Le principe juridique : L’article 725 du code civil prévoit que « Pour succéder, il faut exister à l’instant de l’ouverture de la succession ou, ayant déjà été conçu, naître viable »
Le problème juridique posé : l’enfant issu d’une création embryonnaire antérieure au décès mais dont l’embryon a été transféré après le décès pouvait-il être considéré comme conçu avant le décès, de sorte que conformément aux dispositions de l’article 725 du code civil, il puisse succéder à son père décédé.
Moyens développés par Mme X : Après avoir démontré que la veuve avait respecté les conditions de la loi espagnole en matière de pma post-mortem, tant en ce qui concerne le consentement du défunt à la PMA post-mortem que le délai de recours à la technique, Mme X faisait valoir que la notion de conception n’ayant pas été définie ni par le texte de 725, ni envisagé dans l’adage « Infans conceptus », il convenait d’en faire une interprétation téléologique, c’est à dire en fonction de sa finalité et du but poursuivi par le législateur, en l’occurrence selon nous, la protection des droits patrimoniaux et successoraux de l’enfant et son intérêt supérieur. A défaut d’une telle analyse, tirer les conséquences de ce qu’une interprétation jurisprudentielle de l’article 725 du code civil privant l’enfant de la qualité d’héritier de son père décédé, contrevenait au cas d’espèce, de manière disproportionnée aux droits et libertés fondamentaux garantis par la CIDE, la charte des droits fondamentaux et la Convention Européenne des Droits de l’Homme
Solution apportée par la Cour : Après avoir rejeté l’interprétation téléologique sollicitée et considéré que l’interprétation de l’article 725 du code civil devait être dicté par les dispositions de l’article L2141-2 du code de la Santé Publique consacrant l’interdit de la pma post-mortem, après avoir effectué un contrôle de la conventionnalité de l’article 725 du code civil qui pour la cour, poursuit un but légitime caractérisé par la poursuite d’un ordre moral, par l’impératif de sécurité juridique des successions et la protection droits et liberté d’autrui, la Cour répondait favorablement à l’argumentation que nous avions développé sur l’atteinte disproportionnée au droit au respect de la vie privée ET familiale (article 8 CESDH), au droit de propriété (garanti par l’article 1er du protocole additionnel de la CESDH) combiné au principe de non-discrimination (article 14 de la CESDH). La qualité d’héritière de l’enfant née d’une création embryonnaire antérieure au décès est donc consacrée au cas d’espèce pour éviter de la placer dans la même situation que l’héritier indigne et pour protéger l’équilibre familial recherché « dans ses dimensions symbolique, psychologique, affective et matérielle ».

## DONNÉES FOURNIES
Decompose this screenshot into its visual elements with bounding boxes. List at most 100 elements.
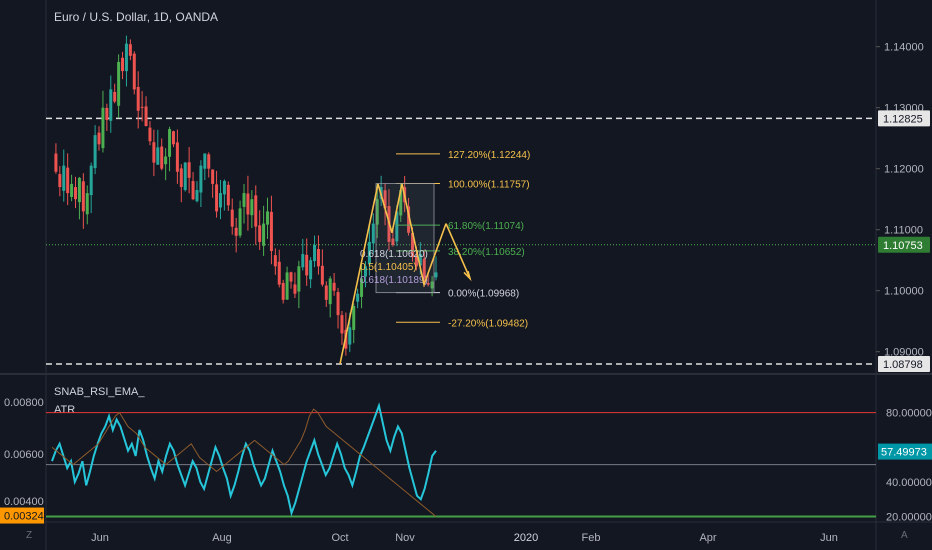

## VOTRE OBJECTIF
D'après l'extrait présenté, répondez brièvement :
(a) Quel article du code civil pose la condition requise pour succéder ?
(b) Selon la Cour, quel article du code de la santé publique consacre l'interdit de la PMA post-mortem ?
(c) Quel article de la CESDH garantit le droit au respect de la vie privée et familiale ?

## CORRIGÉ
(a) L'article 725 du code civil.
(b) L'article L2141-2 du code de la santé publique.
(c) L'article 8 de la CESDH.